What is expected:
Pictures do not belong in the copy, so please give every entry below again exactly.

Structured figure records
**********
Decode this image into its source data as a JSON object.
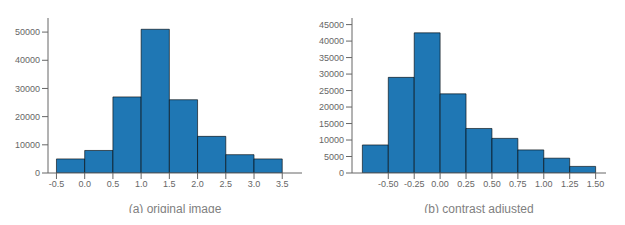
{
  "chart_data": [
    {
      "type": "histogram",
      "xlabel": "(a) original image",
      "bins": [
        -0.5,
        0.0,
        0.5,
        1.0,
        1.5,
        2.0,
        2.5,
        3.0,
        3.5
      ],
      "values": [
        5000,
        8000,
        27000,
        51000,
        26000,
        13000,
        6500,
        5000
      ],
      "color": "#1f77b4",
      "xlim": [
        -0.65,
        3.85
      ],
      "xticks": [
        -0.5,
        {
          "value": 0.0,
          "label": "0.0"
        },
        0.5,
        {
          "value": 1.0,
          "label": "1.0"
        },
        1.5,
        {
          "value": 2.0,
          "label": "2.0"
        },
        2.5,
        {
          "value": 3.0,
          "label": "3.0"
        },
        3.5
      ],
      "ylim": [
        0,
        55000
      ],
      "yticks": [
        0,
        10000,
        20000,
        30000,
        40000,
        50000
      ]
    },
    {
      "type": "histogram",
      "xlabel": "(b) contrast adjusted",
      "bins": [
        -0.75,
        -0.5,
        -0.25,
        0.0,
        0.25,
        0.5,
        0.75,
        1.0,
        1.25,
        1.5
      ],
      "values": [
        8500,
        29000,
        42500,
        24000,
        13500,
        10500,
        7000,
        4500,
        2000
      ],
      "color": "#1f77b4",
      "xlim": [
        -0.85,
        1.6
      ],
      "xticks": [
        {
          "value": -0.5,
          "label": "-0.50"
        },
        -0.25,
        {
          "value": 0.0,
          "label": "0.00"
        },
        0.25,
        {
          "value": 0.5,
          "label": "0.50"
        },
        0.75,
        {
          "value": 1.0,
          "label": "1.00"
        },
        1.25,
        {
          "value": 1.5,
          "label": "1.50"
        }
      ],
      "ylim": [
        0,
        47000
      ],
      "yticks": [
        0,
        5000,
        10000,
        15000,
        20000,
        25000,
        30000,
        35000,
        40000,
        45000
      ]
    }
  ]
}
**********
Response to the task:
Decode this image into its source data as a JSON object.
{
  "chart_data": [
    {
      "type": "histogram",
      "xlabel": "(a) original image",
      "bins": [
        -0.5,
        0.0,
        0.5,
        1.0,
        1.5,
        2.0,
        2.5,
        3.0,
        3.5
      ],
      "values": [
        5000,
        8000,
        27000,
        51000,
        26000,
        13000,
        6500,
        5000
      ],
      "color": "#1f77b4",
      "xlim": [
        -0.65,
        3.85
      ],
      "xticks": [
        -0.5,
        {
          "value": 0.0,
          "label": "0.0"
        },
        0.5,
        {
          "value": 1.0,
          "label": "1.0"
        },
        1.5,
        {
          "value": 2.0,
          "label": "2.0"
        },
        2.5,
        {
          "value": 3.0,
          "label": "3.0"
        },
        3.5
      ],
      "ylim": [
        0,
        55000
      ],
      "yticks": [
        0,
        10000,
        20000,
        30000,
        40000,
        50000
      ]
    },
    {
      "type": "histogram",
      "xlabel": "(b) contrast adjusted",
      "bins": [
        -0.75,
        -0.5,
        -0.25,
        0.0,
        0.25,
        0.5,
        0.75,
        1.0,
        1.25,
        1.5
      ],
      "values": [
        8500,
        29000,
        42500,
        24000,
        13500,
        10500,
        7000,
        4500,
        2000
      ],
      "color": "#1f77b4",
      "xlim": [
        -0.85,
        1.6
      ],
      "xticks": [
        {
          "value": -0.5,
          "label": "-0.50"
        },
        -0.25,
        {
          "value": 0.0,
          "label": "0.00"
        },
        0.25,
        {
          "value": 0.5,
          "label": "0.50"
        },
        0.75,
        {
          "value": 1.0,
          "label": "1.00"
        },
        1.25,
        {
          "value": 1.5,
          "label": "1.50"
        }
      ],
      "ylim": [
        0,
        47000
      ],
      "yticks": [
        0,
        5000,
        10000,
        15000,
        20000,
        25000,
        30000,
        35000,
        40000,
        45000
      ]
    }
  ]
}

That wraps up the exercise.